* Start Records supplied *

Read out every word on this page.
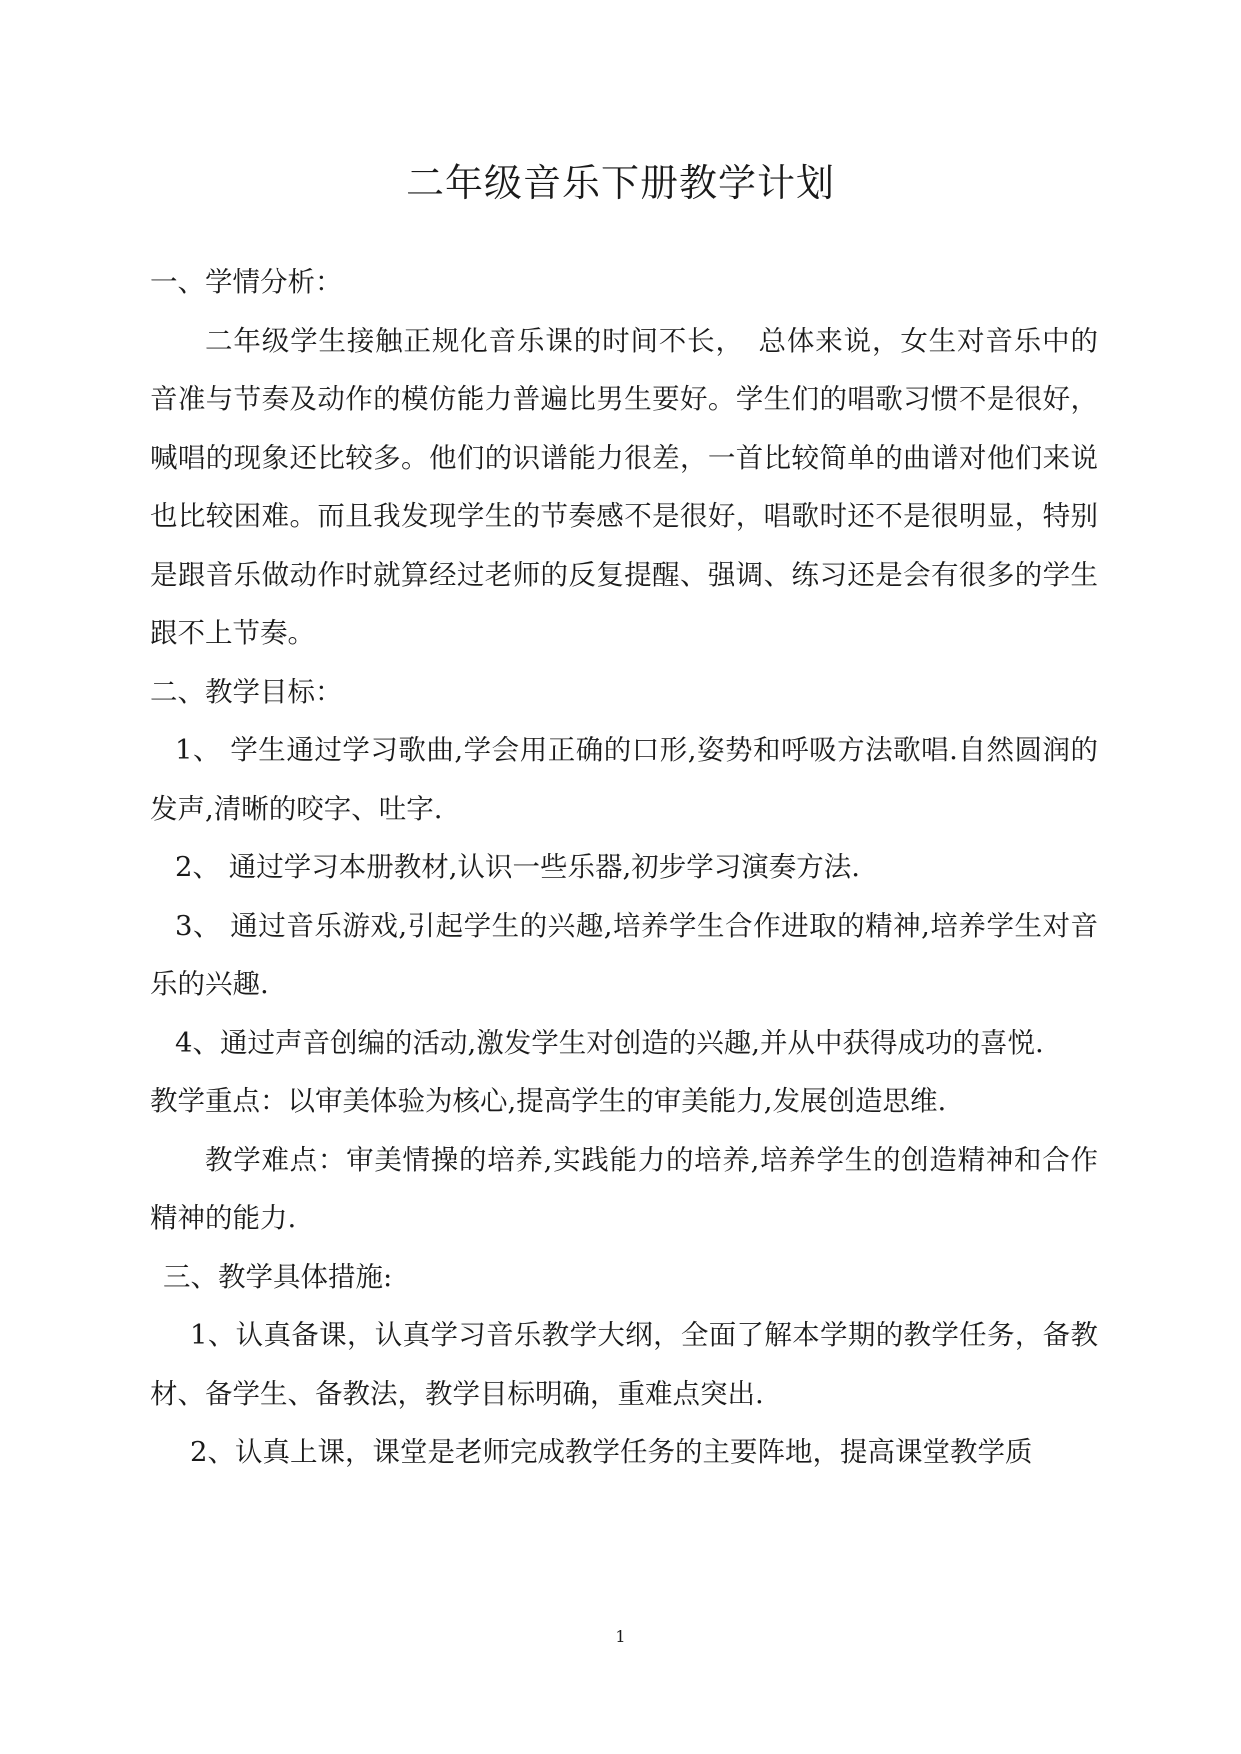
二年级音乐下册教学计划

一、学情分析：

二年级学生接触正规化音乐课的时间不长，　总体来说，女生对音乐中的音准与节奏及动作的模仿能力普遍比男生要好。学生们的唱歌习惯不是很好，喊唱的现象还比较多。他们的识谱能力很差，一首比较简单的曲谱对他们来说也比较困难。而且我发现学生的节奏感不是很好，唱歌时还不是很明显，特别是跟音乐做动作时就算经过老师的反复提醒、强调、练习还是会有很多的学生跟不上节奏。

二、教学目标：

1、 学生通过学习歌曲,学会用正确的口形,姿势和呼吸方法歌唱.自然圆润的发声,清晰的咬字、吐字.

2、 通过学习本册教材,认识一些乐器,初步学习演奏方法.

3、 通过音乐游戏,引起学生的兴趣,培养学生合作进取的精神,培养学生对音乐的兴趣.

4、通过声音创编的活动,激发学生对创造的兴趣,并从中获得成功的喜悦.

教学重点：以审美体验为核心,提高学生的审美能力,发展创造思维.

教学难点：审美情操的培养,实践能力的培养,培养学生的创造精神和合作精神的能力.

三、教学具体措施:

1、认真备课，认真学习音乐教学大纲，全面了解本学期的教学任务，备教材、备学生、备教法，教学目标明确，重难点突出.

2、认真上课，课堂是老师完成教学任务的主要阵地，提高课堂教学质

1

* End Records supplied *

What you need to do: Reproduce the material above in full, exactly, with no images.

Written solution:
Read out every word on this page.
二年级音乐下册教学计划

一、学情分析：

二年级学生接触正规化音乐课的时间不长，　总体来说，女生对音乐中的音准与节奏及动作的模仿能力普遍比男生要好。学生们的唱歌习惯不是很好，喊唱的现象还比较多。他们的识谱能力很差，一首比较简单的曲谱对他们来说也比较困难。而且我发现学生的节奏感不是很好，唱歌时还不是很明显，特别是跟音乐做动作时就算经过老师的反复提醒、强调、练习还是会有很多的学生跟不上节奏。

二、教学目标：

1、 学生通过学习歌曲,学会用正确的口形,姿势和呼吸方法歌唱.自然圆润的发声,清晰的咬字、吐字.

2、 通过学习本册教材,认识一些乐器,初步学习演奏方法.

3、 通过音乐游戏,引起学生的兴趣,培养学生合作进取的精神,培养学生对音乐的兴趣.

4、通过声音创编的活动,激发学生对创造的兴趣,并从中获得成功的喜悦.

教学重点：以审美体验为核心,提高学生的审美能力,发展创造思维.

教学难点：审美情操的培养,实践能力的培养,培养学生的创造精神和合作精神的能力.

三、教学具体措施:

1、认真备课，认真学习音乐教学大纲，全面了解本学期的教学任务，备教材、备学生、备教法，教学目标明确，重难点突出.

2、认真上课，课堂是老师完成教学任务的主要阵地，提高课堂教学质

1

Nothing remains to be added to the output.